■ **REQUIREMENTS**
Of the lines in the entries, how many hold the word "zicht"? Give that number alone.

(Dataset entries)

*****

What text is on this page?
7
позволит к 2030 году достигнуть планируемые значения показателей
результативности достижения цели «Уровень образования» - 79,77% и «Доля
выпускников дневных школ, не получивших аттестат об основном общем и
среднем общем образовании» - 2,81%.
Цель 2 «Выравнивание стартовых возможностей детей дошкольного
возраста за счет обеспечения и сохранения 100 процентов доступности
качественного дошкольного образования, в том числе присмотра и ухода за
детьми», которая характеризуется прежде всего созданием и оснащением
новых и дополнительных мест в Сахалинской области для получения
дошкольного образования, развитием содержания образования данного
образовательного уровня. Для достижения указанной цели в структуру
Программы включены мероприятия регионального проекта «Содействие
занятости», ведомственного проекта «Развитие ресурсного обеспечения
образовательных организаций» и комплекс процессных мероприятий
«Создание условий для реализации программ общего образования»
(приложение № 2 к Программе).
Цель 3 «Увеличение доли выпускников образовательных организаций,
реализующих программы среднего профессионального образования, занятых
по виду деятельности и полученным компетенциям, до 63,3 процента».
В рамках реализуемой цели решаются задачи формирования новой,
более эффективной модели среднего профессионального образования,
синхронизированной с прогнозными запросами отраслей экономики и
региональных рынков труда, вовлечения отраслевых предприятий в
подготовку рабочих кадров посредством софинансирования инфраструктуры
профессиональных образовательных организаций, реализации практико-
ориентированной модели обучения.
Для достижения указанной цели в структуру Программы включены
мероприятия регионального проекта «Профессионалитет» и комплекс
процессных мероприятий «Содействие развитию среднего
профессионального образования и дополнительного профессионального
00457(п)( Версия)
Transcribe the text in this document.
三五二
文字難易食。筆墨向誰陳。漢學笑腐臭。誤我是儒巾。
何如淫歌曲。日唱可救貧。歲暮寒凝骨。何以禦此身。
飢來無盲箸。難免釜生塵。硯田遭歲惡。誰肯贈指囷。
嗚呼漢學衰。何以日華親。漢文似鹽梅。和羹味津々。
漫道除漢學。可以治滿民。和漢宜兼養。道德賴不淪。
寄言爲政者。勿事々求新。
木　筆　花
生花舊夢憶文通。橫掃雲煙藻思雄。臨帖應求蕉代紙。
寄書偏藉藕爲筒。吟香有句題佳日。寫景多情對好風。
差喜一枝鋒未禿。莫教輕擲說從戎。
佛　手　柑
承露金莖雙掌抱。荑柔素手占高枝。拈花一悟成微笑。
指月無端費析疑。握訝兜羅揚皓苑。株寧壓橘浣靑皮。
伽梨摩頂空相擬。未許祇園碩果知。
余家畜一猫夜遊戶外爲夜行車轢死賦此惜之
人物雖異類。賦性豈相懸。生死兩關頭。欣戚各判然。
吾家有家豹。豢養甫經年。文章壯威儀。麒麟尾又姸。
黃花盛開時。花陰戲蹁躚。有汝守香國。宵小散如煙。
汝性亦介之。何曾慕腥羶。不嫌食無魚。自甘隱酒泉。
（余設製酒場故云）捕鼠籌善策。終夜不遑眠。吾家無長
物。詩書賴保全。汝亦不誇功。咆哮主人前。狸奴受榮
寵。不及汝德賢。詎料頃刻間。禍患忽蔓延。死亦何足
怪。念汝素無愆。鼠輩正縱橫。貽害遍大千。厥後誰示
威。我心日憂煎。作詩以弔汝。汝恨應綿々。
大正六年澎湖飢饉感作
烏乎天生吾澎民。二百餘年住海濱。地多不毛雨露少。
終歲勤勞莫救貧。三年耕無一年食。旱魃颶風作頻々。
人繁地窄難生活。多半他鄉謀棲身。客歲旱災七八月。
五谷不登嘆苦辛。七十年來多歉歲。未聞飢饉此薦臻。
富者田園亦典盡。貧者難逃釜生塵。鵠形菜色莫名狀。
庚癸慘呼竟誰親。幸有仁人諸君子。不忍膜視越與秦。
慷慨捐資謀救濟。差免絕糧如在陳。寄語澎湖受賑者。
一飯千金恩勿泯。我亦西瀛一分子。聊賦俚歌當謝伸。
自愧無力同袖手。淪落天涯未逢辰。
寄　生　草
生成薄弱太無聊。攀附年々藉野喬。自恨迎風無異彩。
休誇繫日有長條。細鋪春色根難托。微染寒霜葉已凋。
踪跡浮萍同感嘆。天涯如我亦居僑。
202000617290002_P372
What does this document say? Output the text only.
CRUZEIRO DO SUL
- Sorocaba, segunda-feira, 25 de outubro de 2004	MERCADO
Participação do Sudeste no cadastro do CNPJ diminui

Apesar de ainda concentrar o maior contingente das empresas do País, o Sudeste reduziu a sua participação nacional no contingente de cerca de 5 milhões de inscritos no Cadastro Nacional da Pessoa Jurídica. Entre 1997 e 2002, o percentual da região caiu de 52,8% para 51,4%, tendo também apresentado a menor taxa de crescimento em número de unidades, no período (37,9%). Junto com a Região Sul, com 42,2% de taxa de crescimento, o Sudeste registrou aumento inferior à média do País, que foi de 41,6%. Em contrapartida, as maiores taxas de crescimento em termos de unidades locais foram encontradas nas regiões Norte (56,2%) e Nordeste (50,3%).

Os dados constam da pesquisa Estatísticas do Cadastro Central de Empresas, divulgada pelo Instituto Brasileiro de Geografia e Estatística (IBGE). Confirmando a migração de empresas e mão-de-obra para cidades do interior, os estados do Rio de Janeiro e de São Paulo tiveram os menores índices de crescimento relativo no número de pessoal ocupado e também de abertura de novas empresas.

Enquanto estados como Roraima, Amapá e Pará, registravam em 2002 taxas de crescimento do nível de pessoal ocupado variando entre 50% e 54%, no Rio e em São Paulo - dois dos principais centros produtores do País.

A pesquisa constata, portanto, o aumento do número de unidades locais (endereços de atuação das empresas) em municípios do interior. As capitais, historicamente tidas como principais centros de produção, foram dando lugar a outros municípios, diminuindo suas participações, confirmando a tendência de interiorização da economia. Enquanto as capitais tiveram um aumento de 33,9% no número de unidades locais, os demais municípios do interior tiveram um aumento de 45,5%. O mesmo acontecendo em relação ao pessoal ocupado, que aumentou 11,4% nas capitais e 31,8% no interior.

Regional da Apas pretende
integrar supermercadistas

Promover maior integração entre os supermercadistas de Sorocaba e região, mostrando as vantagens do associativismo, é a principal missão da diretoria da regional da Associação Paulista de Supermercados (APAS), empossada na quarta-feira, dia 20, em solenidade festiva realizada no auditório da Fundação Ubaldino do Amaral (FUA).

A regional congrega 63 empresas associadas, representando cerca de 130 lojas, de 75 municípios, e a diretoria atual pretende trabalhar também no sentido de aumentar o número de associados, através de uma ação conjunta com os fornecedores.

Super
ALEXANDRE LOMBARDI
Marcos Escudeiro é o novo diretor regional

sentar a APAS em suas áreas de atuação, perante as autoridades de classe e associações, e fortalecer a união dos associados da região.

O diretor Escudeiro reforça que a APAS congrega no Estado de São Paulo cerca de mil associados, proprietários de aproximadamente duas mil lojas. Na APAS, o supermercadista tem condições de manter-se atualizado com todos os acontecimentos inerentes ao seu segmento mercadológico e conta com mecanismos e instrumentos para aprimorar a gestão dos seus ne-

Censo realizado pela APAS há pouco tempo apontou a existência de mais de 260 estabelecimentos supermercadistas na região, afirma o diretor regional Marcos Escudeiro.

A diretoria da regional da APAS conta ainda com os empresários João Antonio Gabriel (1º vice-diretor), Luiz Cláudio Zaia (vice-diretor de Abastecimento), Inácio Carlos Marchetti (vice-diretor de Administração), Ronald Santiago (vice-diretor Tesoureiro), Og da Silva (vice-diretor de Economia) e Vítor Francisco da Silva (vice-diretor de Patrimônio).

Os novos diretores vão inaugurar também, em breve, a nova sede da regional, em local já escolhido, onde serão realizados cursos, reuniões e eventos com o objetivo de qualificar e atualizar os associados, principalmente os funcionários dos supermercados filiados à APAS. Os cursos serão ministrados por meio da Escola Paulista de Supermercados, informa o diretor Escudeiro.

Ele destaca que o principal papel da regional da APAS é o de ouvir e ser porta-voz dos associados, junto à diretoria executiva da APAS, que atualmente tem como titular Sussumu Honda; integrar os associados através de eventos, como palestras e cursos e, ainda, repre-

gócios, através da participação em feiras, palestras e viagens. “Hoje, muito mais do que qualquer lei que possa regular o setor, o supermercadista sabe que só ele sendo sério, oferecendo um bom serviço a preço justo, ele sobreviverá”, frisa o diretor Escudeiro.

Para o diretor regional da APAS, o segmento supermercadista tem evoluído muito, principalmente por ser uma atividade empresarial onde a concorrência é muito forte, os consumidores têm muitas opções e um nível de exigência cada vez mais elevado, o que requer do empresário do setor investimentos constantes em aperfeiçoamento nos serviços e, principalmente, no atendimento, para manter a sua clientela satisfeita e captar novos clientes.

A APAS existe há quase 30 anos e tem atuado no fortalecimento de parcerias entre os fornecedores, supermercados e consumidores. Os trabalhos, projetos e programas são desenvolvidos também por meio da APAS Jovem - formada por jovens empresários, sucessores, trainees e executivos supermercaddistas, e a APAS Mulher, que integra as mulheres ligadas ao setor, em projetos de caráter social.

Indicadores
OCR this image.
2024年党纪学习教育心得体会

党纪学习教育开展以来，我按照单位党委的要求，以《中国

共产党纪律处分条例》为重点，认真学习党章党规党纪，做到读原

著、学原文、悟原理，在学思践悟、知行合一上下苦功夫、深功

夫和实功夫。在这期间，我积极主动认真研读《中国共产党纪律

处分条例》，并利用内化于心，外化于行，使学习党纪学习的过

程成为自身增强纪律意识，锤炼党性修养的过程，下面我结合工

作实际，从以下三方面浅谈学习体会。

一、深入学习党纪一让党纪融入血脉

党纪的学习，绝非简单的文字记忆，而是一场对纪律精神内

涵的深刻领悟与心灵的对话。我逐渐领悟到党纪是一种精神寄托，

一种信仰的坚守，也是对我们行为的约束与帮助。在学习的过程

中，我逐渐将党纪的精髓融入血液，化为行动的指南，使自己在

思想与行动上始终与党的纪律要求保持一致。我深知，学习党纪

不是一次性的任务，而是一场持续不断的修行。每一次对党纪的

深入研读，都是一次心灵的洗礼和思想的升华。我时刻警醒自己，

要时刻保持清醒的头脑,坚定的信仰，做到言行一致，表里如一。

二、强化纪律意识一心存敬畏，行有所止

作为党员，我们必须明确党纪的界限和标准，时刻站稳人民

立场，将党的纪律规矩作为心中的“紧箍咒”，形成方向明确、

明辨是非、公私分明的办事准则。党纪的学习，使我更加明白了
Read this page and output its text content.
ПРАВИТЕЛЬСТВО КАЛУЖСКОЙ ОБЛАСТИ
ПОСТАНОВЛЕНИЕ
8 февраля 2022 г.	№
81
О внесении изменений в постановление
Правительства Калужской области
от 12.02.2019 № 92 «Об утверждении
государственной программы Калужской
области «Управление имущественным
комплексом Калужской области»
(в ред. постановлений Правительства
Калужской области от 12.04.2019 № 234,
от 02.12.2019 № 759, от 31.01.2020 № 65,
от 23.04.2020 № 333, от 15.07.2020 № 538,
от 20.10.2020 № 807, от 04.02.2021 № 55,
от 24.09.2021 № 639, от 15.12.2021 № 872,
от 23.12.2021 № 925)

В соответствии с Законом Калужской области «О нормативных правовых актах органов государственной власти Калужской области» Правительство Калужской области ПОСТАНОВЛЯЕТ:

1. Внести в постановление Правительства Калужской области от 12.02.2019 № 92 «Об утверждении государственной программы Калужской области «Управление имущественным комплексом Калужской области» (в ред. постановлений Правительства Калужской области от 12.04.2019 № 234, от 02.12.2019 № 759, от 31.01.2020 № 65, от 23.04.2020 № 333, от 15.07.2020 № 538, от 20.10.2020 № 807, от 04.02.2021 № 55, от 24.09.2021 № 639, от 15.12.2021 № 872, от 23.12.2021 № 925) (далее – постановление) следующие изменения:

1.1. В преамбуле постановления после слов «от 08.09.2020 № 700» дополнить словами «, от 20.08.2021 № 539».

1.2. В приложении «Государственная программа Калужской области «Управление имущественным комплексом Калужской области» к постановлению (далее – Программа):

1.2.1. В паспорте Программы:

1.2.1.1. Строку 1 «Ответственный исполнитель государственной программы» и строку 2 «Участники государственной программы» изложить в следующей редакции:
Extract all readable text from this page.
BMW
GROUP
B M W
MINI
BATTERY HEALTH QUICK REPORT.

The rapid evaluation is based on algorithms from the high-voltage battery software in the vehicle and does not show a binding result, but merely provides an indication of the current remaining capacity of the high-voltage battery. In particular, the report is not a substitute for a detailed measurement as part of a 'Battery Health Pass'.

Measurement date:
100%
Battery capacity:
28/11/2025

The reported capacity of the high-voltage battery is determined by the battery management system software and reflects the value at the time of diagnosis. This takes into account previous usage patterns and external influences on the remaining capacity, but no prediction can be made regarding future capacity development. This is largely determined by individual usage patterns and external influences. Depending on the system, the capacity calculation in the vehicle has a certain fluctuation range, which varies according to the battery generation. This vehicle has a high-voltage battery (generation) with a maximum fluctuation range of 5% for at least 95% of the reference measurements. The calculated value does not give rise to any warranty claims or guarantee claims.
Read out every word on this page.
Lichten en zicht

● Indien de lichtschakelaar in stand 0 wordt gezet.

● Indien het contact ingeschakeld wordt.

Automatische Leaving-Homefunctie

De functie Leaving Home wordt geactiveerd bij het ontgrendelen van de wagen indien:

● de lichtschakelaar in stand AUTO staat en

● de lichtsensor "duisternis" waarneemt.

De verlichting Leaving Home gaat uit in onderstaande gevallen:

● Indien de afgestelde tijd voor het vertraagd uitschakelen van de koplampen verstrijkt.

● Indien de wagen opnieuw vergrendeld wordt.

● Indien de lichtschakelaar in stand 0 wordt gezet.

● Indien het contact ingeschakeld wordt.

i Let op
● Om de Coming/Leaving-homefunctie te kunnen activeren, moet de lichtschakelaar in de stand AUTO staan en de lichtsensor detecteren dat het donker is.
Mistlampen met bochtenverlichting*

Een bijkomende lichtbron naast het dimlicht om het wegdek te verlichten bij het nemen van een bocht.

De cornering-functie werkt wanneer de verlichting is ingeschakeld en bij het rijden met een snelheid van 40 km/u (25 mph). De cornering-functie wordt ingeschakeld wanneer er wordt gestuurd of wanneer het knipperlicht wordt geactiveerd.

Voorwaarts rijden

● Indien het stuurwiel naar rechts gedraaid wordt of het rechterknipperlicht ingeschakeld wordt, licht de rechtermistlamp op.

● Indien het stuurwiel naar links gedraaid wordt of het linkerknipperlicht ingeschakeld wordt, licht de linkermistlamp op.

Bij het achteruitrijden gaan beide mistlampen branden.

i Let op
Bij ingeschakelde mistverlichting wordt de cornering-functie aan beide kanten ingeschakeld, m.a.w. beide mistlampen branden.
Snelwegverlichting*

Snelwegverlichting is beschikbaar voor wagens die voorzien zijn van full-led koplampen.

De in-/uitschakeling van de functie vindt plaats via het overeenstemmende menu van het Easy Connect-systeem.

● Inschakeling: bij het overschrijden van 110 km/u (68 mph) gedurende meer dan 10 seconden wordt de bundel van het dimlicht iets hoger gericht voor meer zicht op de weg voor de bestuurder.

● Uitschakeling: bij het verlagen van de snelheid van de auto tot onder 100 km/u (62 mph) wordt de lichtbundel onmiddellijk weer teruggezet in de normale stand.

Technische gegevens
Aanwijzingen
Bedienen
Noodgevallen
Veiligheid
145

*****

■ **WRITTEN ANSWER**
2